— BEGIN Data records —

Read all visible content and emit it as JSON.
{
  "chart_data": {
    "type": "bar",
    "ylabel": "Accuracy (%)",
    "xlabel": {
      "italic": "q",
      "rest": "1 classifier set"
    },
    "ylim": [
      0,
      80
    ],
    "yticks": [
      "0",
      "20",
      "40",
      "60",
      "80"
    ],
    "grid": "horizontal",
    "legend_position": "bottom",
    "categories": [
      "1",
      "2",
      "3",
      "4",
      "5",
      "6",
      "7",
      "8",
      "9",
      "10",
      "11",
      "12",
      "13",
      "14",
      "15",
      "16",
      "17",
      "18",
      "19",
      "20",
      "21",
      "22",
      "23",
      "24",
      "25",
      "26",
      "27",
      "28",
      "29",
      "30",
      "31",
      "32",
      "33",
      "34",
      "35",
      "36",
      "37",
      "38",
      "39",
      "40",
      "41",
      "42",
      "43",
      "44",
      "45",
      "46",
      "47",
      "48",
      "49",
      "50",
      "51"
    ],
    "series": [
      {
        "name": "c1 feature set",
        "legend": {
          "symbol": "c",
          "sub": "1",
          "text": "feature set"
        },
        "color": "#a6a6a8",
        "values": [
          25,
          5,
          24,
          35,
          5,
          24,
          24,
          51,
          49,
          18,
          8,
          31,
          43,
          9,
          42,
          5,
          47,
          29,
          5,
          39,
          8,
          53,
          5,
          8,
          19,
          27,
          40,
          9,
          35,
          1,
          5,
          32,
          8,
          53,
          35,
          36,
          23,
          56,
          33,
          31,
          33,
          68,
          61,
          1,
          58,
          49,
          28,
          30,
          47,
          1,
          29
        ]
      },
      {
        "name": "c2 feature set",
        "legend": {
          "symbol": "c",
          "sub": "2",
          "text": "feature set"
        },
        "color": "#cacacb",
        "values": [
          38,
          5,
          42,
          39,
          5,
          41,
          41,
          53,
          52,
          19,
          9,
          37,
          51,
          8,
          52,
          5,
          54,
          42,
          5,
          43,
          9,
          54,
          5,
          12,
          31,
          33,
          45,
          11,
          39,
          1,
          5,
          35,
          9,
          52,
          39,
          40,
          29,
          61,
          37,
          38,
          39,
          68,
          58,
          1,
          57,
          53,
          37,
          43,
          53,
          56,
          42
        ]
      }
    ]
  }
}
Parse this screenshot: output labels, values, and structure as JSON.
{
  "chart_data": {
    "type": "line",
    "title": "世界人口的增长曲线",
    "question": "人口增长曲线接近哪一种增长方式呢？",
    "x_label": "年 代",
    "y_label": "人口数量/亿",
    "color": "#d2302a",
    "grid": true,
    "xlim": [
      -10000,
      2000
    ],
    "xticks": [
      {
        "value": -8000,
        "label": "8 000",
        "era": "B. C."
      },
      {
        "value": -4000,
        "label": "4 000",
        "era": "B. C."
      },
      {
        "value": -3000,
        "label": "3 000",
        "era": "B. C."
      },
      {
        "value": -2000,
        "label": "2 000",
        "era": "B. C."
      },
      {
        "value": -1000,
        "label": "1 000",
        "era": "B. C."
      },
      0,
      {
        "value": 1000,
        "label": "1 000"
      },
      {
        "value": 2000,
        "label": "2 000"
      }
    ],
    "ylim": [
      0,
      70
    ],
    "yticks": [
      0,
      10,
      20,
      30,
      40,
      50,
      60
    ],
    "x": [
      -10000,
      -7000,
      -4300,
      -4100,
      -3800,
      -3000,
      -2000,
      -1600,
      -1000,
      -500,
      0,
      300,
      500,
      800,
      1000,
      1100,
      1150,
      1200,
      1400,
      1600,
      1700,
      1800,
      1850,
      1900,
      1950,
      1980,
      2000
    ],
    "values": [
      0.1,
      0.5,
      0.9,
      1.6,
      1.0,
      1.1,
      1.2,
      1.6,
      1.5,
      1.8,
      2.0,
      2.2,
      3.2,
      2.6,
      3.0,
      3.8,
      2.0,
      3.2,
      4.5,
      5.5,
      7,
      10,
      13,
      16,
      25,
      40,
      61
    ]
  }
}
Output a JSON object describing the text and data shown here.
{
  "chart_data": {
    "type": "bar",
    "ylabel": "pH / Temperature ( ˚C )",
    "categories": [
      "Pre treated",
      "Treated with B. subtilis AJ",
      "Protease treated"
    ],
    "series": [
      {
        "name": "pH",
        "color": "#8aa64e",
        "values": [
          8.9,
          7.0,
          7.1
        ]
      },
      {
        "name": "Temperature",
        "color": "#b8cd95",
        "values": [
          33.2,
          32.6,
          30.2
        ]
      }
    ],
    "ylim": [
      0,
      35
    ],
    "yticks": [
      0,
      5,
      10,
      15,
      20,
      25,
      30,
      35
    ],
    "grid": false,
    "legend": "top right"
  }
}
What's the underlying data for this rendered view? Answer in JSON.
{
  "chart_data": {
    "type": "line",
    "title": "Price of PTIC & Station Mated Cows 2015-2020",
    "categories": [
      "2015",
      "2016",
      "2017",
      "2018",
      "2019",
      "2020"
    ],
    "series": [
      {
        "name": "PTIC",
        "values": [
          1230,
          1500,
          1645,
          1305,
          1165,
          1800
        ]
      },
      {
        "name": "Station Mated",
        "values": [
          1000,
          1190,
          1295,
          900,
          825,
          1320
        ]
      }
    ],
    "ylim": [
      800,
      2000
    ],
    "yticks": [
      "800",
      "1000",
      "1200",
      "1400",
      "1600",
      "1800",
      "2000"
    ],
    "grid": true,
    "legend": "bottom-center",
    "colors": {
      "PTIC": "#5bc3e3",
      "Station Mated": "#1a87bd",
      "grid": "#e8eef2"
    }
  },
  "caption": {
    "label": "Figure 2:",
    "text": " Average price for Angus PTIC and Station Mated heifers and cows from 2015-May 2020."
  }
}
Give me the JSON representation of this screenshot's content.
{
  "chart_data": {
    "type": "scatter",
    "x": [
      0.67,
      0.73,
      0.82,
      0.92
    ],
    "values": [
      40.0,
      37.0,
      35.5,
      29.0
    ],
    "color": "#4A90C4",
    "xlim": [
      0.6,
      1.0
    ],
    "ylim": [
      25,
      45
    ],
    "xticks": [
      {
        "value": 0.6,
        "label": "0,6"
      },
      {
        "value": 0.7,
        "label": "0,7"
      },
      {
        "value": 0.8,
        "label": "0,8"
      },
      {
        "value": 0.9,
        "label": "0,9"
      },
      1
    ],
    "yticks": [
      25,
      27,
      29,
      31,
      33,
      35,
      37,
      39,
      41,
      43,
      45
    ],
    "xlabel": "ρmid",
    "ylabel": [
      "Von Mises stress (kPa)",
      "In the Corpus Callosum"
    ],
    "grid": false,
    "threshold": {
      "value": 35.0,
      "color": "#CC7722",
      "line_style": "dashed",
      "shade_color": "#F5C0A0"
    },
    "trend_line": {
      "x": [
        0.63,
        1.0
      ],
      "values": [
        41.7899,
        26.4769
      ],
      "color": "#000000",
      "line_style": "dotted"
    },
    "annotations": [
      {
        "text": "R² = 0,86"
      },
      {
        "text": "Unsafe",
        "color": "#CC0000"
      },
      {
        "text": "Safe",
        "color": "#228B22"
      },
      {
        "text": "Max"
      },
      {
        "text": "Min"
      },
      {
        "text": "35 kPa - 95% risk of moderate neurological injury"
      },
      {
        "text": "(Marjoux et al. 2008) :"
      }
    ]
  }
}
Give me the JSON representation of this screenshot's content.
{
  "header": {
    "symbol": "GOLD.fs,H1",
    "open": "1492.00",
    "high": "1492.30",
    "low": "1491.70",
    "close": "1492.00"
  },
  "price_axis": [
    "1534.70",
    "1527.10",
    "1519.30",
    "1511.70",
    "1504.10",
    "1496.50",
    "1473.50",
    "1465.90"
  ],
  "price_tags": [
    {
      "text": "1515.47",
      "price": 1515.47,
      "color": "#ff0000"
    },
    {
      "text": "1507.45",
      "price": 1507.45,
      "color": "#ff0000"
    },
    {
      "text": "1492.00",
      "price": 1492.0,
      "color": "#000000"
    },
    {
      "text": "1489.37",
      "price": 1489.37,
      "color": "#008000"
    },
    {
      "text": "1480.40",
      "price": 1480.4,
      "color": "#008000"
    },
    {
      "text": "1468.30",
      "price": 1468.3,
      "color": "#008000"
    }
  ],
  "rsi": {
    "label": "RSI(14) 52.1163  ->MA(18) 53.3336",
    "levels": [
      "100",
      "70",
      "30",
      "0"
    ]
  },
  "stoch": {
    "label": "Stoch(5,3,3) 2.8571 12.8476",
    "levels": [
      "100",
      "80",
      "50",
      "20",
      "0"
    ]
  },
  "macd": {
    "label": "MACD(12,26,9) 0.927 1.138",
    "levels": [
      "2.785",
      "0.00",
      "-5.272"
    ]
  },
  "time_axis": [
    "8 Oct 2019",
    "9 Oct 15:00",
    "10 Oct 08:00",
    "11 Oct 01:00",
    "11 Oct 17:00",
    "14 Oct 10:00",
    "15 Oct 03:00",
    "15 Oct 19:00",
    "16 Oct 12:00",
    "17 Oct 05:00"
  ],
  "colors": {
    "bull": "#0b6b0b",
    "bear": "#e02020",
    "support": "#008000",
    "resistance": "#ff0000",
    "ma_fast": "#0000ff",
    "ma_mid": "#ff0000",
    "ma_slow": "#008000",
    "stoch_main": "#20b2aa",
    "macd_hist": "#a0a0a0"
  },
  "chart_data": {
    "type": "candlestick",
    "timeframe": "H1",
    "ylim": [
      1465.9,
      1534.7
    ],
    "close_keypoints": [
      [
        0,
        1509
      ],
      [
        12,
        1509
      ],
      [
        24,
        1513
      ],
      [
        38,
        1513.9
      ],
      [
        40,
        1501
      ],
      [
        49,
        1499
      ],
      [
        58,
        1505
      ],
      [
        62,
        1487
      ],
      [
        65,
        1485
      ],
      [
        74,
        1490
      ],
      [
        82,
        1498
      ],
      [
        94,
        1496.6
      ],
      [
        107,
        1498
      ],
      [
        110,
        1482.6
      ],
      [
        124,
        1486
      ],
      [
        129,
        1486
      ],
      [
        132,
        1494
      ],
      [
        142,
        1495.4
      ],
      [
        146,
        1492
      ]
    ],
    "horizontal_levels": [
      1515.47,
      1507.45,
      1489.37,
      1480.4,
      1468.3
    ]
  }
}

— END Data records —

**Exercise requirements**
Tally the lines of the listing that include "title". Reply with nothing but the count.

**Complete answer**
2